COMPITO ASSEGNATO ▸ Riporta parola per parola il passo dell'estratto sull'Oyo Bunkai che si apre con le parole contenenti "Il terzo modello, quello" e si chiude con "e lo Zanshin.".

ESTRATTO SELEZIONATO ▸
=======

Il terzo modello, quello più difficile da mettere in pratica, è rappresentato dal concetto di Oyo Bunkai (Applicazione di un kata senza rispettarne rigidamente la sequenza) questo complesso sistema si basa sulla conoscenza approfondita delle diverse applicazioni della stessa tecnica, tenendo presente superficie d’impatto del colpo portato, le traiettorie delle difese, gli angoli d’entrata del corpo  le leve, le proiezioni, la distanza, la scelta di tempo, le varie uscite dal raggio di azione si un attacco e lo Zanshin.

All’interno di questo tipo di allenamento si trovano soluzioni libere ai diversi attacchi, si prevede il contesto ambientale e circostanziale, ci si allena a ricevere attacchi da diversi tipi di armi o da più avversari anche simultaneamente.

=======

MATERIALE FORNITO ▸
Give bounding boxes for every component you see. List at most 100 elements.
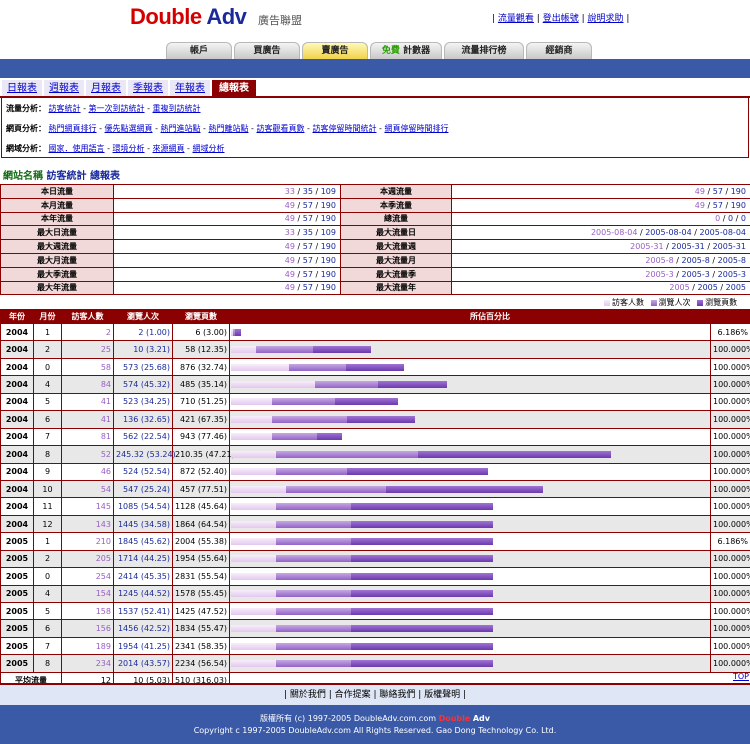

=======

RISPOSTA COMPLETA ▸
Il terzo modello, quello più difficile da mettere in pratica, è rappresentato dal concetto di Oyo Bunkai (Applicazione di un kata senza rispettarne rigidamente la sequenza) questo complesso sistema si basa sulla conoscenza approfondita delle diverse applicazioni della stessa tecnica, tenendo presente superficie d’impatto del colpo portato, le traiettorie delle difese, gli angoli d’entrata del corpo  le leve, le proiezioni, la distanza, la scelta di tempo, le varie uscite dal raggio di azione si un attacco e lo Zanshin.